EXERCISE TASK: Pull every line of the entries that has the word "this".

DATASET RECORDS:
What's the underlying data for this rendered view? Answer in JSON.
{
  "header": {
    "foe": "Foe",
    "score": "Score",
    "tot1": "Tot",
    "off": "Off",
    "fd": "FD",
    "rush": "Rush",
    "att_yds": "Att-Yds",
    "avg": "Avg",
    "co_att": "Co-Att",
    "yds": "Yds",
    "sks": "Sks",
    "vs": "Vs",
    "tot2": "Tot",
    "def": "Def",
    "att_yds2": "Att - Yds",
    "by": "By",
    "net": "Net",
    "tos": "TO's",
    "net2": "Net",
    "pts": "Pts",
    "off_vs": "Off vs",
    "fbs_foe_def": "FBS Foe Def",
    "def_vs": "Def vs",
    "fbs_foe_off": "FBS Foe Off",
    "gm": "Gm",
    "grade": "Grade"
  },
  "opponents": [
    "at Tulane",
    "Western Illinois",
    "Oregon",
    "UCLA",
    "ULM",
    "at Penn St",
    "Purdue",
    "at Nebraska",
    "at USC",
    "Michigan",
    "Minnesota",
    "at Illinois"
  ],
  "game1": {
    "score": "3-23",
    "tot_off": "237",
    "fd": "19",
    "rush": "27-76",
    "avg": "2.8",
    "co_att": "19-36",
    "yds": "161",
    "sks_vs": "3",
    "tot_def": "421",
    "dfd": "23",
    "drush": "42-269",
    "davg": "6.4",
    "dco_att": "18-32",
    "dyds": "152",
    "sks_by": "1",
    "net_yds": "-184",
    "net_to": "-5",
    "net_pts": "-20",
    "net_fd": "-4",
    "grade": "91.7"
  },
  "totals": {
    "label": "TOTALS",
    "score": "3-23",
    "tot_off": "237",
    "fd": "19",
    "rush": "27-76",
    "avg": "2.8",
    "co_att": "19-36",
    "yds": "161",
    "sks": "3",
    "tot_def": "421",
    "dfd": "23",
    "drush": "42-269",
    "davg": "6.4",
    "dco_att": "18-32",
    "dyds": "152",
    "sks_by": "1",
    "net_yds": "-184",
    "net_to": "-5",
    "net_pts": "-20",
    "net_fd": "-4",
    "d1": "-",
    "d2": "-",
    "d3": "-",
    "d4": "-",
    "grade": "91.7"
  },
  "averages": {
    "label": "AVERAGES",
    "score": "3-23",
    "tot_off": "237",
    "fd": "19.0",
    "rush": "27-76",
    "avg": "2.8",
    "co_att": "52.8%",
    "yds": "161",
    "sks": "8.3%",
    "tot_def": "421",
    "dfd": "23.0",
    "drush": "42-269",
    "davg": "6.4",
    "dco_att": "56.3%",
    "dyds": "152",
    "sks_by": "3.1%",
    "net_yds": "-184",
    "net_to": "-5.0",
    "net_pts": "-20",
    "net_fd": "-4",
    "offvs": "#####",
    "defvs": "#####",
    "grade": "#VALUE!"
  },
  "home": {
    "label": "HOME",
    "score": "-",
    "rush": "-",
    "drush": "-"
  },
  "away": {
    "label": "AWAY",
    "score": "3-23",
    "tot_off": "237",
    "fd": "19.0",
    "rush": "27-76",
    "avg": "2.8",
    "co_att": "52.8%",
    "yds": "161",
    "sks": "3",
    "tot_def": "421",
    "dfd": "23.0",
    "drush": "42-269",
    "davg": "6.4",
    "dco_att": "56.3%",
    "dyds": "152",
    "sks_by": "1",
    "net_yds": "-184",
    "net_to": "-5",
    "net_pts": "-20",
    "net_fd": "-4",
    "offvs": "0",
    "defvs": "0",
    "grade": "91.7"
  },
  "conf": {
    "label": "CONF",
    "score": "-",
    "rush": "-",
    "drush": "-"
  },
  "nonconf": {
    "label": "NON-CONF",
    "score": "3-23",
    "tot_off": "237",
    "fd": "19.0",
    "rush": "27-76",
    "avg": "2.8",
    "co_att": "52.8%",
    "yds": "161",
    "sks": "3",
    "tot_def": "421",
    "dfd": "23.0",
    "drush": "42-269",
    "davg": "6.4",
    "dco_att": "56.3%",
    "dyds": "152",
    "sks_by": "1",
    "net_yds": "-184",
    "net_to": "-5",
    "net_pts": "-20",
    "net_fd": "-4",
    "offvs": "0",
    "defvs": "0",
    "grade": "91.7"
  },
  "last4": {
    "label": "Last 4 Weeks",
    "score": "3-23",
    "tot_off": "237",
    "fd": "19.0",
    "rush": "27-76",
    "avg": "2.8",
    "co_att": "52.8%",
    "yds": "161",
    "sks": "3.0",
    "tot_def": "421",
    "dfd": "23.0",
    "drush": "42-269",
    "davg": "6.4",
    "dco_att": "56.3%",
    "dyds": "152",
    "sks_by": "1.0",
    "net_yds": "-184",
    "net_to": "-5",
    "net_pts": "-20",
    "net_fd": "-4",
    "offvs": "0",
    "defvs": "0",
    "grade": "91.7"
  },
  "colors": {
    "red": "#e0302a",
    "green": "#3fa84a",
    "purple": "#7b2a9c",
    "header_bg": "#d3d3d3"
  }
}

...

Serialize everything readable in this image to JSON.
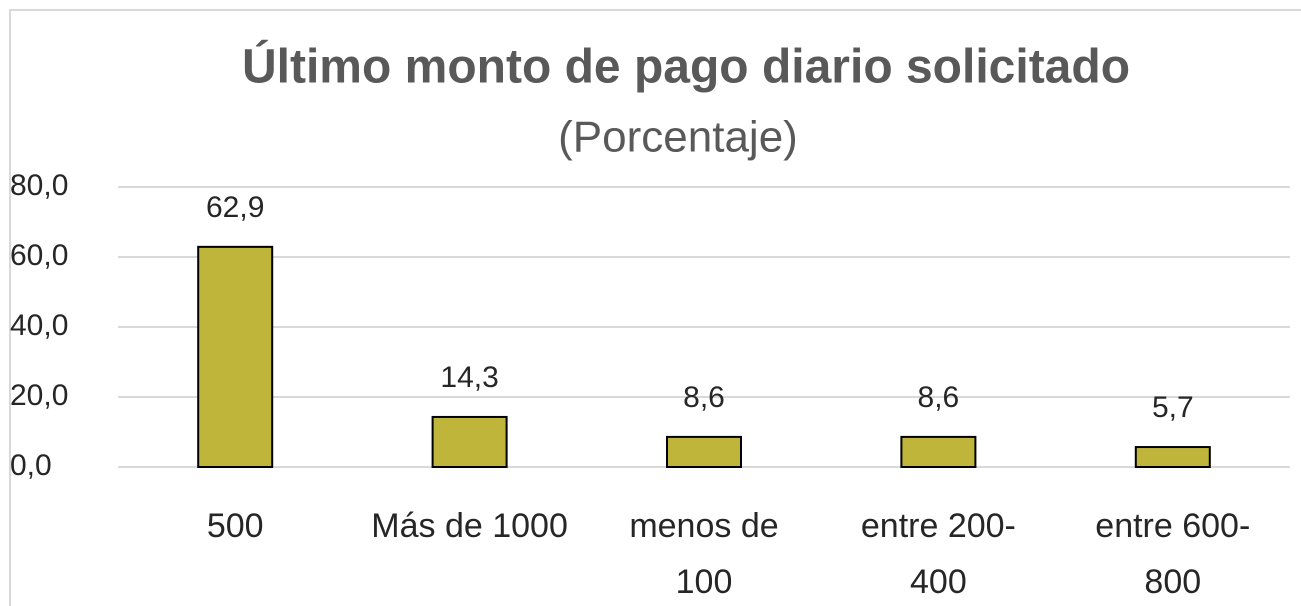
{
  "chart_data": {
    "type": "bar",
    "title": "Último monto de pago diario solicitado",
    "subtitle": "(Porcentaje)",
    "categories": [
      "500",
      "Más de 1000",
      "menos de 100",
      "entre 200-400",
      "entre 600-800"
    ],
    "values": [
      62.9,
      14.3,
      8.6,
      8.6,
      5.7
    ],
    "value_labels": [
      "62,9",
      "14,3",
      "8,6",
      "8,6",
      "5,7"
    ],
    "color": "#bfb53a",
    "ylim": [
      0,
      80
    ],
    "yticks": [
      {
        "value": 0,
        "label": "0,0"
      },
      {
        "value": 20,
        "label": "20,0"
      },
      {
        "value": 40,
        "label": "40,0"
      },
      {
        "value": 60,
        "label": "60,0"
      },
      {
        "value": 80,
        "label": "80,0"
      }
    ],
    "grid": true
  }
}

ANSWER:
What's the underlying data for this rendered view? Answer in JSON.
Serialize everything readable in this image to JSON.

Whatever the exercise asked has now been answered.